Material for the task ▸
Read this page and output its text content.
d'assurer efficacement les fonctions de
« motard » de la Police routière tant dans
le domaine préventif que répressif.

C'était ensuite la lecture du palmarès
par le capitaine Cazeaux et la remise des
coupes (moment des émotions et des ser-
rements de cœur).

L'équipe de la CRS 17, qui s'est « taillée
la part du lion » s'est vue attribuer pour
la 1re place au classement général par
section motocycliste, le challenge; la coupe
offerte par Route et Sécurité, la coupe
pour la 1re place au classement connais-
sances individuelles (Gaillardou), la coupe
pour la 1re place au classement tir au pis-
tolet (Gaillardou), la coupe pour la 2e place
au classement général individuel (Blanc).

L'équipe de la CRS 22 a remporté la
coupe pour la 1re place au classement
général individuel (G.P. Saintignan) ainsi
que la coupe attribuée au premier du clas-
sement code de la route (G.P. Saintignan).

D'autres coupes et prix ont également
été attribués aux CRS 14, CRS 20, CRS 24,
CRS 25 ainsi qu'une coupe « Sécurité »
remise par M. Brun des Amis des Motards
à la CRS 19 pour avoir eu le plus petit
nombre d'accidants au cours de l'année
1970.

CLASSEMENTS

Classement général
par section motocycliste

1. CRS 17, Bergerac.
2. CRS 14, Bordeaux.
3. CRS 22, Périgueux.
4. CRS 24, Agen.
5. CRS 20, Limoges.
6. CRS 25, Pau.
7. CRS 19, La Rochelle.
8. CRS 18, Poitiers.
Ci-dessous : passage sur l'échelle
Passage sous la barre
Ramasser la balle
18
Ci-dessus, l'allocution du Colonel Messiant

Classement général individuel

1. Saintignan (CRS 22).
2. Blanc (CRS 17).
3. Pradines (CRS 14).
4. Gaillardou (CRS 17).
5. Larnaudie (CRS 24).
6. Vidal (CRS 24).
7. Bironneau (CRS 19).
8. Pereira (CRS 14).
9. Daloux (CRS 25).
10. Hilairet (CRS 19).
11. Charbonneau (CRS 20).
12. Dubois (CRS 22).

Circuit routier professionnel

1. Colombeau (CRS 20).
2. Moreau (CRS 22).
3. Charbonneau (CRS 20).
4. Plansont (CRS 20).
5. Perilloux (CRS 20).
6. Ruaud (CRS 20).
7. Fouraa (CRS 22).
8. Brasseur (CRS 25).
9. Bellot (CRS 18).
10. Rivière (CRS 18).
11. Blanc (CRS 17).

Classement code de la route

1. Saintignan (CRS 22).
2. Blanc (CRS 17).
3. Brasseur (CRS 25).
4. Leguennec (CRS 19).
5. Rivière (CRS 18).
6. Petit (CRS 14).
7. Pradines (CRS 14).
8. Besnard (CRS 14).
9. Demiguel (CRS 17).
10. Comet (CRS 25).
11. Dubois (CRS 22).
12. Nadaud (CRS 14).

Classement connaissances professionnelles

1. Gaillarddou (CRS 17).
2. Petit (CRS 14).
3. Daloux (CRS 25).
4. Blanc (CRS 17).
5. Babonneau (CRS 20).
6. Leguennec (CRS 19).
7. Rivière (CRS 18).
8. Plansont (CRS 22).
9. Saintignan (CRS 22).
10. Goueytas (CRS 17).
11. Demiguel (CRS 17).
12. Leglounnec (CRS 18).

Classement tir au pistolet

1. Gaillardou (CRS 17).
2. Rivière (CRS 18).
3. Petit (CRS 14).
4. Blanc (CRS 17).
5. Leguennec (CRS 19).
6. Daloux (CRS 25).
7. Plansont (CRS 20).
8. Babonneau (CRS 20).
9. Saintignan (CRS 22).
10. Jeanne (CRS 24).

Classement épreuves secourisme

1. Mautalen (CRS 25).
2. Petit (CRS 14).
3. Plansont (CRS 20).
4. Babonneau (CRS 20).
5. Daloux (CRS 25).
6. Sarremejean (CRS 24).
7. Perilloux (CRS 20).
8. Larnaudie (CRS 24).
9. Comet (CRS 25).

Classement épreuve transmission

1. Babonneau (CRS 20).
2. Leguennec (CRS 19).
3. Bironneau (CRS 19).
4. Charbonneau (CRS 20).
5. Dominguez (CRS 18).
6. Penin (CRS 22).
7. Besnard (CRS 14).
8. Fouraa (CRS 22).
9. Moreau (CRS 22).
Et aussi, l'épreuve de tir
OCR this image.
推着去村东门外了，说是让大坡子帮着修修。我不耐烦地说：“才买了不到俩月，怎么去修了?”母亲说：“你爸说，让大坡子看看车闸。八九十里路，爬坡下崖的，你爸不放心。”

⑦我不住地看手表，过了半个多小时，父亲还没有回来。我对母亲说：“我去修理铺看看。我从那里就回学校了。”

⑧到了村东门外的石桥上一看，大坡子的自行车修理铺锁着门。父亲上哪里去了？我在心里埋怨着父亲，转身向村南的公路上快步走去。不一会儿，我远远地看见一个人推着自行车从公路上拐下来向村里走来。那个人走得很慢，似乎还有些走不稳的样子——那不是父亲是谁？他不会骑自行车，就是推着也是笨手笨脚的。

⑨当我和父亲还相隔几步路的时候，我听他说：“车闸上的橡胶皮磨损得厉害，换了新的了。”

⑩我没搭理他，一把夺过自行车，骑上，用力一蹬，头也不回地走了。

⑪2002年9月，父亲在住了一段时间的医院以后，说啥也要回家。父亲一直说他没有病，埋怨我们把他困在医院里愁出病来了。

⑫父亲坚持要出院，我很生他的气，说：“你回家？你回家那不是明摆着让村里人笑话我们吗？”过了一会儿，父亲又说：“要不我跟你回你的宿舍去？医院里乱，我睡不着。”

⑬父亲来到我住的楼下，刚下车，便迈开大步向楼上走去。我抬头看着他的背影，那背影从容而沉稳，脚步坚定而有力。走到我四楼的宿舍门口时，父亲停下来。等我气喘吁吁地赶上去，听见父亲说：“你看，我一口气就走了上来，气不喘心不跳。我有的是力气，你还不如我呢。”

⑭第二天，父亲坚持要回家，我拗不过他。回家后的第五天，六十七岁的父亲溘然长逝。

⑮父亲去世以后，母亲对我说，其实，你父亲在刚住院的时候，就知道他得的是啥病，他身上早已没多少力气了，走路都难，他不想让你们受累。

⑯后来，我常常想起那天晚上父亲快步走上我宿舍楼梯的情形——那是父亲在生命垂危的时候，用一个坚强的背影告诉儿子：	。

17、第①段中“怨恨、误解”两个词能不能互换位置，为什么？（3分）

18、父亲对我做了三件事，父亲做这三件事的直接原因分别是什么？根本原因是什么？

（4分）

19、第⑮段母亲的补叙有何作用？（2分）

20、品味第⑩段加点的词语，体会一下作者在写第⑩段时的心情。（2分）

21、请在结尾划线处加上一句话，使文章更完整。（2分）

Problem requirements ▸ Copy exactly the lines from the one containing "OCR this image." through the last line of the records, both included, and nothing else.

Written solution ▸
OCR this image.
推着去村东门外了，说是让大坡子帮着修修。我不耐烦地说：“才买了不到俩月，怎么去修了?”母亲说：“你爸说，让大坡子看看车闸。八九十里路，爬坡下崖的，你爸不放心。”

⑦我不住地看手表，过了半个多小时，父亲还没有回来。我对母亲说：“我去修理铺看看。我从那里就回学校了。”

⑧到了村东门外的石桥上一看，大坡子的自行车修理铺锁着门。父亲上哪里去了？我在心里埋怨着父亲，转身向村南的公路上快步走去。不一会儿，我远远地看见一个人推着自行车从公路上拐下来向村里走来。那个人走得很慢，似乎还有些走不稳的样子——那不是父亲是谁？他不会骑自行车，就是推着也是笨手笨脚的。

⑨当我和父亲还相隔几步路的时候，我听他说：“车闸上的橡胶皮磨损得厉害，换了新的了。”

⑩我没搭理他，一把夺过自行车，骑上，用力一蹬，头也不回地走了。

⑪2002年9月，父亲在住了一段时间的医院以后，说啥也要回家。父亲一直说他没有病，埋怨我们把他困在医院里愁出病来了。

⑫父亲坚持要出院，我很生他的气，说：“你回家？你回家那不是明摆着让村里人笑话我们吗？”过了一会儿，父亲又说：“要不我跟你回你的宿舍去？医院里乱，我睡不着。”

⑬父亲来到我住的楼下，刚下车，便迈开大步向楼上走去。我抬头看着他的背影，那背影从容而沉稳，脚步坚定而有力。走到我四楼的宿舍门口时，父亲停下来。等我气喘吁吁地赶上去，听见父亲说：“你看，我一口气就走了上来，气不喘心不跳。我有的是力气，你还不如我呢。”

⑭第二天，父亲坚持要回家，我拗不过他。回家后的第五天，六十七岁的父亲溘然长逝。

⑮父亲去世以后，母亲对我说，其实，你父亲在刚住院的时候，就知道他得的是啥病，他身上早已没多少力气了，走路都难，他不想让你们受累。

⑯后来，我常常想起那天晚上父亲快步走上我宿舍楼梯的情形——那是父亲在生命垂危的时候，用一个坚强的背影告诉儿子：	。

17、第①段中“怨恨、误解”两个词能不能互换位置，为什么？（3分）

18、父亲对我做了三件事，父亲做这三件事的直接原因分别是什么？根本原因是什么？

（4分）

19、第⑮段母亲的补叙有何作用？（2分）

20、品味第⑩段加点的词语，体会一下作者在写第⑩段时的心情。（2分）

21、请在结尾划线处加上一句话，使文章更完整。（2分）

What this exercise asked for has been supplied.